Dataset entries on figures

_ _ _

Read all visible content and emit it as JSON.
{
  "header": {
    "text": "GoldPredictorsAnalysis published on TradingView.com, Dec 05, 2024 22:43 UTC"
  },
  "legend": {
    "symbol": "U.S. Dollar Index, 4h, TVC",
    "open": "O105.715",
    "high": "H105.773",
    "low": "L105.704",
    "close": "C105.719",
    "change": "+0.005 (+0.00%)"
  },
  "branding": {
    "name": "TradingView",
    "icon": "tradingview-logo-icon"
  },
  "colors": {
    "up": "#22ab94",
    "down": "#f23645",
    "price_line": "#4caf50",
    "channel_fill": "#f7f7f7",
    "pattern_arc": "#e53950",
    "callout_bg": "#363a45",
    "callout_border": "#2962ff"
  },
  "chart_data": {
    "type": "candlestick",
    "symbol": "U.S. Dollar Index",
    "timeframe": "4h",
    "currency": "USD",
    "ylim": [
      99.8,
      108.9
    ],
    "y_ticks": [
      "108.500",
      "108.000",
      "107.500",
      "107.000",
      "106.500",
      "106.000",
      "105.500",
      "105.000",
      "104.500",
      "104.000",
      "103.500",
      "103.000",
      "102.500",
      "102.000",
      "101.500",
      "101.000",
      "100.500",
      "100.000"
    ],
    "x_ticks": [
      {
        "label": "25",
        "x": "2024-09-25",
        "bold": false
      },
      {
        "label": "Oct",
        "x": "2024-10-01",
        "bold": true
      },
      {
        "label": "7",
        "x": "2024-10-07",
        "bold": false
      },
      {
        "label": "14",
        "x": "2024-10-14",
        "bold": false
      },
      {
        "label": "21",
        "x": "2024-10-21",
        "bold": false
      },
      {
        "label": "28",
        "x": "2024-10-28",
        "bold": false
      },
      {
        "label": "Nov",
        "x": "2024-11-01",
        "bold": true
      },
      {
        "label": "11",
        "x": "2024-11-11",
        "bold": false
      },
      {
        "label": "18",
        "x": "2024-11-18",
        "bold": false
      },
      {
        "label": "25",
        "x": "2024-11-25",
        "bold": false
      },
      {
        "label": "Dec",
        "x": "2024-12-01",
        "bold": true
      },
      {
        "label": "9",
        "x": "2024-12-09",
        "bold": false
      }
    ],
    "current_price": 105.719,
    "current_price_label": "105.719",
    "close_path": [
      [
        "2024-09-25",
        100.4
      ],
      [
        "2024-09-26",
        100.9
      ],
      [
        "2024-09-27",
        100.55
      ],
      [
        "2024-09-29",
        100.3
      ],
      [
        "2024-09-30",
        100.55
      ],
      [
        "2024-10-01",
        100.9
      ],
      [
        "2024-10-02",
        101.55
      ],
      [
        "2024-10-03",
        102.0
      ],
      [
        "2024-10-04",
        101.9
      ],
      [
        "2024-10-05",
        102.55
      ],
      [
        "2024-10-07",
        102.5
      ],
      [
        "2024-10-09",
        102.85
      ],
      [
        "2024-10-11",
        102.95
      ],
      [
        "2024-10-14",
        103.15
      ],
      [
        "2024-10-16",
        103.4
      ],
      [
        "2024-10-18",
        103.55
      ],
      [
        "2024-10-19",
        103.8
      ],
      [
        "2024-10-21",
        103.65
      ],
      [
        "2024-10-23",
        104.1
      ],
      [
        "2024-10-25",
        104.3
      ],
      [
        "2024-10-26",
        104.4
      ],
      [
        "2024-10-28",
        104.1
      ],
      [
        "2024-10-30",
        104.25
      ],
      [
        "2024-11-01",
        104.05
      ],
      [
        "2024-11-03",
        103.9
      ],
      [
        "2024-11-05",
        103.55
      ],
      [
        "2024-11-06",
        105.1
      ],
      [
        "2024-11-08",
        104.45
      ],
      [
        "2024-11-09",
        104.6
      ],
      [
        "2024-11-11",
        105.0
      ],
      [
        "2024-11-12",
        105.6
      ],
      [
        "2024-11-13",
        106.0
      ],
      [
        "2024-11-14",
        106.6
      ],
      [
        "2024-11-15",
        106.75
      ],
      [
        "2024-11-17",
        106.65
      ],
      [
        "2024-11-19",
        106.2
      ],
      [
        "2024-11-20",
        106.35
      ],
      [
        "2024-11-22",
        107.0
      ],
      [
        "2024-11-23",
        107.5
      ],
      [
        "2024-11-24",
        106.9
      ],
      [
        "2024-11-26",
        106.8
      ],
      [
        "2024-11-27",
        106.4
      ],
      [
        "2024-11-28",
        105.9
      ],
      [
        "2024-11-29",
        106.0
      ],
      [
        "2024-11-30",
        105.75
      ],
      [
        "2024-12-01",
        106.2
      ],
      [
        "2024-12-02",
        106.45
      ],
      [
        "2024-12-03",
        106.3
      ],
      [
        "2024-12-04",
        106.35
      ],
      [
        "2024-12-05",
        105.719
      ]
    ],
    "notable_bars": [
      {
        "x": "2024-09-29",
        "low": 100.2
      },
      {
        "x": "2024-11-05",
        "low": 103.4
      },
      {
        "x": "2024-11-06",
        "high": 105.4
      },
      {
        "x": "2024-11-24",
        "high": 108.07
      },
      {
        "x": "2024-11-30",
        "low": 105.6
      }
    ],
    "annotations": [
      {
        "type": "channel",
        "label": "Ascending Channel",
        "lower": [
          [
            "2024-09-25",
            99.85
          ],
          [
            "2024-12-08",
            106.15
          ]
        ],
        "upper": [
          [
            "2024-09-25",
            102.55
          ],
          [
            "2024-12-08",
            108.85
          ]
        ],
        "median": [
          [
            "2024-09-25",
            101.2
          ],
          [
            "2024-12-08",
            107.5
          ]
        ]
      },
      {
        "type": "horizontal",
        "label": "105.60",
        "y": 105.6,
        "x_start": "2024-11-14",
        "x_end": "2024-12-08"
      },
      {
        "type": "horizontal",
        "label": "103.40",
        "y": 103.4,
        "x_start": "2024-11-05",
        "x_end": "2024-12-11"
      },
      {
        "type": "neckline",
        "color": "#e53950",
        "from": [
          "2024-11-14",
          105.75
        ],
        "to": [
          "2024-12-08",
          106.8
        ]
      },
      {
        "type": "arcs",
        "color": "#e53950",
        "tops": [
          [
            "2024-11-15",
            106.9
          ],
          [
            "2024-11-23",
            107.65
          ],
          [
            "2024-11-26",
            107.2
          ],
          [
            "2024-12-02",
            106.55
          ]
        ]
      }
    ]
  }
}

_ _ _

_WHAT IS EXPECTED:_ Repeat every line of the records above exactly.

_SOLVED EXERCISE:_
Read all visible content and emit it as JSON.
{
  "header": {
    "text": "GoldPredictorsAnalysis published on TradingView.com, Dec 05, 2024 22:43 UTC"
  },
  "legend": {
    "symbol": "U.S. Dollar Index, 4h, TVC",
    "open": "O105.715",
    "high": "H105.773",
    "low": "L105.704",
    "close": "C105.719",
    "change": "+0.005 (+0.00%)"
  },
  "branding": {
    "name": "TradingView",
    "icon": "tradingview-logo-icon"
  },
  "colors": {
    "up": "#22ab94",
    "down": "#f23645",
    "price_line": "#4caf50",
    "channel_fill": "#f7f7f7",
    "pattern_arc": "#e53950",
    "callout_bg": "#363a45",
    "callout_border": "#2962ff"
  },
  "chart_data": {
    "type": "candlestick",
    "symbol": "U.S. Dollar Index",
    "timeframe": "4h",
    "currency": "USD",
    "ylim": [
      99.8,
      108.9
    ],
    "y_ticks": [
      "108.500",
      "108.000",
      "107.500",
      "107.000",
      "106.500",
      "106.000",
      "105.500",
      "105.000",
      "104.500",
      "104.000",
      "103.500",
      "103.000",
      "102.500",
      "102.000",
      "101.500",
      "101.000",
      "100.500",
      "100.000"
    ],
    "x_ticks": [
      {
        "label": "25",
        "x": "2024-09-25",
        "bold": false
      },
      {
        "label": "Oct",
        "x": "2024-10-01",
        "bold": true
      },
      {
        "label": "7",
        "x": "2024-10-07",
        "bold": false
      },
      {
        "label": "14",
        "x": "2024-10-14",
        "bold": false
      },
      {
        "label": "21",
        "x": "2024-10-21",
        "bold": false
      },
      {
        "label": "28",
        "x": "2024-10-28",
        "bold": false
      },
      {
        "label": "Nov",
        "x": "2024-11-01",
        "bold": true
      },
      {
        "label": "11",
        "x": "2024-11-11",
        "bold": false
      },
      {
        "label": "18",
        "x": "2024-11-18",
        "bold": false
      },
      {
        "label": "25",
        "x": "2024-11-25",
        "bold": false
      },
      {
        "label": "Dec",
        "x": "2024-12-01",
        "bold": true
      },
      {
        "label": "9",
        "x": "2024-12-09",
        "bold": false
      }
    ],
    "current_price": 105.719,
    "current_price_label": "105.719",
    "close_path": [
      [
        "2024-09-25",
        100.4
      ],
      [
        "2024-09-26",
        100.9
      ],
      [
        "2024-09-27",
        100.55
      ],
      [
        "2024-09-29",
        100.3
      ],
      [
        "2024-09-30",
        100.55
      ],
      [
        "2024-10-01",
        100.9
      ],
      [
        "2024-10-02",
        101.55
      ],
      [
        "2024-10-03",
        102.0
      ],
      [
        "2024-10-04",
        101.9
      ],
      [
        "2024-10-05",
        102.55
      ],
      [
        "2024-10-07",
        102.5
      ],
      [
        "2024-10-09",
        102.85
      ],
      [
        "2024-10-11",
        102.95
      ],
      [
        "2024-10-14",
        103.15
      ],
      [
        "2024-10-16",
        103.4
      ],
      [
        "2024-10-18",
        103.55
      ],
      [
        "2024-10-19",
        103.8
      ],
      [
        "2024-10-21",
        103.65
      ],
      [
        "2024-10-23",
        104.1
      ],
      [
        "2024-10-25",
        104.3
      ],
      [
        "2024-10-26",
        104.4
      ],
      [
        "2024-10-28",
        104.1
      ],
      [
        "2024-10-30",
        104.25
      ],
      [
        "2024-11-01",
        104.05
      ],
      [
        "2024-11-03",
        103.9
      ],
      [
        "2024-11-05",
        103.55
      ],
      [
        "2024-11-06",
        105.1
      ],
      [
        "2024-11-08",
        104.45
      ],
      [
        "2024-11-09",
        104.6
      ],
      [
        "2024-11-11",
        105.0
      ],
      [
        "2024-11-12",
        105.6
      ],
      [
        "2024-11-13",
        106.0
      ],
      [
        "2024-11-14",
        106.6
      ],
      [
        "2024-11-15",
        106.75
      ],
      [
        "2024-11-17",
        106.65
      ],
      [
        "2024-11-19",
        106.2
      ],
      [
        "2024-11-20",
        106.35
      ],
      [
        "2024-11-22",
        107.0
      ],
      [
        "2024-11-23",
        107.5
      ],
      [
        "2024-11-24",
        106.9
      ],
      [
        "2024-11-26",
        106.8
      ],
      [
        "2024-11-27",
        106.4
      ],
      [
        "2024-11-28",
        105.9
      ],
      [
        "2024-11-29",
        106.0
      ],
      [
        "2024-11-30",
        105.75
      ],
      [
        "2024-12-01",
        106.2
      ],
      [
        "2024-12-02",
        106.45
      ],
      [
        "2024-12-03",
        106.3
      ],
      [
        "2024-12-04",
        106.35
      ],
      [
        "2024-12-05",
        105.719
      ]
    ],
    "notable_bars": [
      {
        "x": "2024-09-29",
        "low": 100.2
      },
      {
        "x": "2024-11-05",
        "low": 103.4
      },
      {
        "x": "2024-11-06",
        "high": 105.4
      },
      {
        "x": "2024-11-24",
        "high": 108.07
      },
      {
        "x": "2024-11-30",
        "low": 105.6
      }
    ],
    "annotations": [
      {
        "type": "channel",
        "label": "Ascending Channel",
        "lower": [
          [
            "2024-09-25",
            99.85
          ],
          [
            "2024-12-08",
            106.15
          ]
        ],
        "upper": [
          [
            "2024-09-25",
            102.55
          ],
          [
            "2024-12-08",
            108.85
          ]
        ],
        "median": [
          [
            "2024-09-25",
            101.2
          ],
          [
            "2024-12-08",
            107.5
          ]
        ]
      },
      {
        "type": "horizontal",
        "label": "105.60",
        "y": 105.6,
        "x_start": "2024-11-14",
        "x_end": "2024-12-08"
      },
      {
        "type": "horizontal",
        "label": "103.40",
        "y": 103.4,
        "x_start": "2024-11-05",
        "x_end": "2024-12-11"
      },
      {
        "type": "neckline",
        "color": "#e53950",
        "from": [
          "2024-11-14",
          105.75
        ],
        "to": [
          "2024-12-08",
          106.8
        ]
      },
      {
        "type": "arcs",
        "color": "#e53950",
        "tops": [
          [
            "2024-11-15",
            106.9
          ],
          [
            "2024-11-23",
            107.65
          ],
          [
            "2024-11-26",
            107.2
          ],
          [
            "2024-12-02",
            106.55
          ]
        ]
      }
    ]
  }
}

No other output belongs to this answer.